— AIM —
Rewrite the records below, swapping each "svg-text" for "text-label" and leaving everything else unchanged. Leave out the pictures.
----- INPUT RECORDS
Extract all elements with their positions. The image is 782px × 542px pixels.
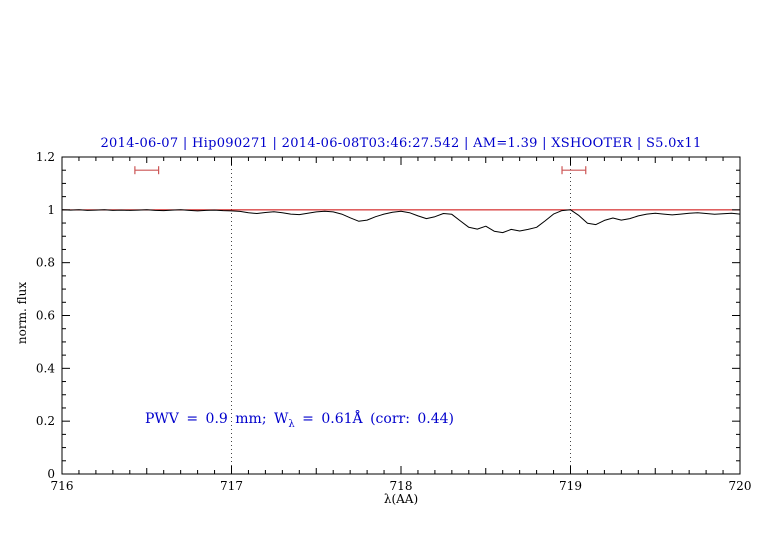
y-axis-label: norm. flux bbox=[15, 281, 29, 345]
annotation-prefix: PWV = 0.9 mm; W bbox=[145, 411, 289, 427]
interval-marker bbox=[561, 166, 587, 175]
svg-text:720: 720 bbox=[729, 479, 752, 493]
annotation-lambda-sub: λ bbox=[288, 418, 295, 430]
svg-text:1.2: 1.2 bbox=[36, 150, 55, 164]
svg-text:717: 717 bbox=[220, 479, 243, 493]
svg-text:0.4: 0.4 bbox=[36, 361, 55, 375]
svg-text:716: 716 bbox=[51, 479, 74, 493]
svg-text:0.8: 0.8 bbox=[36, 256, 55, 270]
axis-ticks bbox=[61, 156, 741, 475]
svg-text:1: 1 bbox=[47, 203, 55, 217]
annotation-suffix: = 0.61Å (corr: 0.44) bbox=[294, 411, 454, 427]
plot-title: 2014-06-07 | Hip090271 | 2014-06-08T03:4… bbox=[100, 136, 702, 151]
interval-marker bbox=[134, 166, 160, 175]
x-axis-label: λ(AA) bbox=[383, 492, 419, 506]
svg-text:719: 719 bbox=[559, 479, 582, 493]
tick-labels: 716 717 718 719 720 0 0.2 0.4 0.6 0.8 1 1.2 bbox=[36, 150, 752, 493]
svg-text:0.6: 0.6 bbox=[36, 309, 55, 323]
svg-text:718: 718 bbox=[390, 479, 413, 493]
spectrum-line bbox=[61, 209, 741, 234]
svg-text:0: 0 bbox=[47, 467, 55, 481]
svg-text:0.2: 0.2 bbox=[36, 414, 55, 428]
pwv-annotation: PWV = 0.9 mm; Wλ = 0.61Å (corr: 0.44) bbox=[145, 411, 454, 430]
----------
— THE SOLUTION —
Extract all elements with their positions. The image is 782px × 542px pixels.
y-axis-label: norm. flux bbox=[15, 281, 29, 345]
annotation-prefix: PWV = 0.9 mm; W bbox=[145, 411, 289, 427]
interval-marker bbox=[561, 166, 587, 175]
text-label:720: 720 bbox=[729, 479, 752, 493]
annotation-lambda-sub: λ bbox=[288, 418, 295, 430]
text-label:1.2: 1.2 bbox=[36, 150, 55, 164]
text-label:717: 717 bbox=[220, 479, 243, 493]
text-label:0.4: 0.4 bbox=[36, 361, 55, 375]
text-label:716: 716 bbox=[51, 479, 74, 493]
text-label:0.8: 0.8 bbox=[36, 256, 55, 270]
axis-ticks bbox=[61, 156, 741, 475]
text-label:1: 1 bbox=[47, 203, 55, 217]
annotation-suffix: = 0.61Å (corr: 0.44) bbox=[294, 411, 454, 427]
plot-title: 2014-06-07 | Hip090271 | 2014-06-08T03:4… bbox=[100, 136, 702, 151]
interval-marker bbox=[134, 166, 160, 175]
x-axis-label: λ(AA) bbox=[383, 492, 419, 506]
text-label:719: 719 bbox=[559, 479, 582, 493]
tick-labels: 716 717 718 719 720 0 0.2 0.4 0.6 0.8 1 1.2 bbox=[36, 150, 752, 493]
text-label:0.6: 0.6 bbox=[36, 309, 55, 323]
text-label:718: 718 bbox=[390, 479, 413, 493]
spectrum-line bbox=[61, 209, 741, 234]
text-label:0: 0 bbox=[47, 467, 55, 481]
text-label:0.2: 0.2 bbox=[36, 414, 55, 428]
pwv-annotation: PWV = 0.9 mm; Wλ = 0.61Å (corr: 0.44) bbox=[145, 411, 454, 430]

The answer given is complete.